- _Set problem_: Take every line that has the string "title" and copy it out.

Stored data
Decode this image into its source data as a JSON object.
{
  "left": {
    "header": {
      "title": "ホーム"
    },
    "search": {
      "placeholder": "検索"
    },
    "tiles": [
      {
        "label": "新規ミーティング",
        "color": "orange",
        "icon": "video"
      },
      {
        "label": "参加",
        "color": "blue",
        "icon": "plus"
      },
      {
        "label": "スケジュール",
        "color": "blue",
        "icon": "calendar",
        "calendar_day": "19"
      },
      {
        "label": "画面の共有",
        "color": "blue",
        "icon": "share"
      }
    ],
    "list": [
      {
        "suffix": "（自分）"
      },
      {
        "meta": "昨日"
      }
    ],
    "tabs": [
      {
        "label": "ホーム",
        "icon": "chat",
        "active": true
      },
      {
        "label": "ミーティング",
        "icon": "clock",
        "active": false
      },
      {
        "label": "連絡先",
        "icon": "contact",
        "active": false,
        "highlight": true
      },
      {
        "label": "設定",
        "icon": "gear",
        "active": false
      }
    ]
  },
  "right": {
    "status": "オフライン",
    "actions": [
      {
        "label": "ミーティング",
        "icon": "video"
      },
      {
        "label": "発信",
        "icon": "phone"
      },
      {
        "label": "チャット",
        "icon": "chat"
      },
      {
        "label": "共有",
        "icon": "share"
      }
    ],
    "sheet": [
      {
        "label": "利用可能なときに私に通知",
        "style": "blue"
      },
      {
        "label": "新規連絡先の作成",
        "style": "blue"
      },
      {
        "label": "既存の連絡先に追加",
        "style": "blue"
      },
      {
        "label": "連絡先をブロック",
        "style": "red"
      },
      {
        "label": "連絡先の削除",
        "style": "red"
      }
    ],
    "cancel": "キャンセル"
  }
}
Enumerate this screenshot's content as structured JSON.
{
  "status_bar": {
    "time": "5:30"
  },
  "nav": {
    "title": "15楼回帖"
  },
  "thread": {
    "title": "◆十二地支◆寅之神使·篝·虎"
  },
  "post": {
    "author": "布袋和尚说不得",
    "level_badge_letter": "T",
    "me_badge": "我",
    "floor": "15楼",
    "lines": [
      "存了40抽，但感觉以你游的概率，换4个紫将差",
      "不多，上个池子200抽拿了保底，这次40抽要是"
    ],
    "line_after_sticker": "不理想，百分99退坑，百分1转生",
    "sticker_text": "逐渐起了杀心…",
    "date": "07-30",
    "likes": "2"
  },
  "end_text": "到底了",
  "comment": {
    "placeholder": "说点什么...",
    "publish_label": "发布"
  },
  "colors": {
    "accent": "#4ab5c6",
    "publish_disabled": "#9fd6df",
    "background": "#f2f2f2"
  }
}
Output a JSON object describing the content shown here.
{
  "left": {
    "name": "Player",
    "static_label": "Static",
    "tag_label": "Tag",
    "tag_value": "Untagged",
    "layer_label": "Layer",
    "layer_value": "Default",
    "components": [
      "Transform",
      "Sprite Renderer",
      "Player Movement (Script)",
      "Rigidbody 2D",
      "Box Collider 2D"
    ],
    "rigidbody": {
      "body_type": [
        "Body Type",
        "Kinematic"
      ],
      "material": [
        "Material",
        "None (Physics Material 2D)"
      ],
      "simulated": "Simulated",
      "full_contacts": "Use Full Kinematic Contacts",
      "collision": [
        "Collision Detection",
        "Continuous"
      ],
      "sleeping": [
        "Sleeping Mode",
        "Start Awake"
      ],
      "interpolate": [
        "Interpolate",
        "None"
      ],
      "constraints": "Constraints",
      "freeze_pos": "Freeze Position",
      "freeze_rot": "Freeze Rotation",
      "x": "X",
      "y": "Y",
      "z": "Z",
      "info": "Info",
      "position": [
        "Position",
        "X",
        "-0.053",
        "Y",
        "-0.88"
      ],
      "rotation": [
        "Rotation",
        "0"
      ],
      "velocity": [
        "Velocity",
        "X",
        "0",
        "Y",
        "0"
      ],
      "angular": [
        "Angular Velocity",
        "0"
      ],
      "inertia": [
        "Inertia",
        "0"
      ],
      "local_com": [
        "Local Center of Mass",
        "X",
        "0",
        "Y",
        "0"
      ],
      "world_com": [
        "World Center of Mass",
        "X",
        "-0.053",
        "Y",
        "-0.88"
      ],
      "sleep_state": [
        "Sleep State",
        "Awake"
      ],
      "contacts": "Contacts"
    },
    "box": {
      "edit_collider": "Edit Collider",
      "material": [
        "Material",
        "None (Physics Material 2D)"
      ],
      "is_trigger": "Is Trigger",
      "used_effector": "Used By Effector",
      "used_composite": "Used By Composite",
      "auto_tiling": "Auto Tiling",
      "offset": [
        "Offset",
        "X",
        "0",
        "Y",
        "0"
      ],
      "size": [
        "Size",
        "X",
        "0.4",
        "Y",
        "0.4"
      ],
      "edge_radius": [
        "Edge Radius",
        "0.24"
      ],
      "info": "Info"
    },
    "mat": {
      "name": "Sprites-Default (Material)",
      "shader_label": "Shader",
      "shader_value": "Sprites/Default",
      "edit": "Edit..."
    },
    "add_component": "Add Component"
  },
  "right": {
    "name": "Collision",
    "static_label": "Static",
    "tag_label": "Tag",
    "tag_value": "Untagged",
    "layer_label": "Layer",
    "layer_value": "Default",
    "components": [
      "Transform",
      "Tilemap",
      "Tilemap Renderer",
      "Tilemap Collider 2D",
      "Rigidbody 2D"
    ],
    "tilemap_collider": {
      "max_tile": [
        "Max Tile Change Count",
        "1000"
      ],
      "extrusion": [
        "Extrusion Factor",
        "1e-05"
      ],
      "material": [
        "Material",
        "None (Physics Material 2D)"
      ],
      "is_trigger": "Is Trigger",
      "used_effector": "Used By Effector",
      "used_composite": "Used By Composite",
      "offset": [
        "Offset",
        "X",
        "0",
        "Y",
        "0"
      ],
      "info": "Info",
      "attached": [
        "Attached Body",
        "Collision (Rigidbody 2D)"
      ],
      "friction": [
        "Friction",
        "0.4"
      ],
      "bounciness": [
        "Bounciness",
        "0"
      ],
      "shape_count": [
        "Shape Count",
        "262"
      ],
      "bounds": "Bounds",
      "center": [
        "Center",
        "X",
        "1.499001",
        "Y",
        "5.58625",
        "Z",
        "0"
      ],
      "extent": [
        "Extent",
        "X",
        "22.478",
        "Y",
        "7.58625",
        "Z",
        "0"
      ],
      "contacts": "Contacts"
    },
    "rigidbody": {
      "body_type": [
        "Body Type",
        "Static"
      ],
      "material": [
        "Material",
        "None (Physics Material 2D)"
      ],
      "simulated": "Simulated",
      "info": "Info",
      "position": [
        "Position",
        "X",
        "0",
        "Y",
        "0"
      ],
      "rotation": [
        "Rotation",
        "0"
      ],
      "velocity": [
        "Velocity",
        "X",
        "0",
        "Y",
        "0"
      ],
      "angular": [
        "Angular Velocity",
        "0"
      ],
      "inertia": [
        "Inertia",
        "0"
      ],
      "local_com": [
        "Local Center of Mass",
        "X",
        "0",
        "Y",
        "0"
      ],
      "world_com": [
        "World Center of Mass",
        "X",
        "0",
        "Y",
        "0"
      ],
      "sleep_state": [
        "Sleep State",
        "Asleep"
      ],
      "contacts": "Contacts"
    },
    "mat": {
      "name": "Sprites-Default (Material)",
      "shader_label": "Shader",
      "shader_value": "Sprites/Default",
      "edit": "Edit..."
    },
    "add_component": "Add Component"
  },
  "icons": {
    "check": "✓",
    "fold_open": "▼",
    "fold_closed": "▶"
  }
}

- _Response_:
      "title": "ホーム"
    "title": "15楼回帖"
    "title": "◆十二地支◆寅之神使·篝·虎"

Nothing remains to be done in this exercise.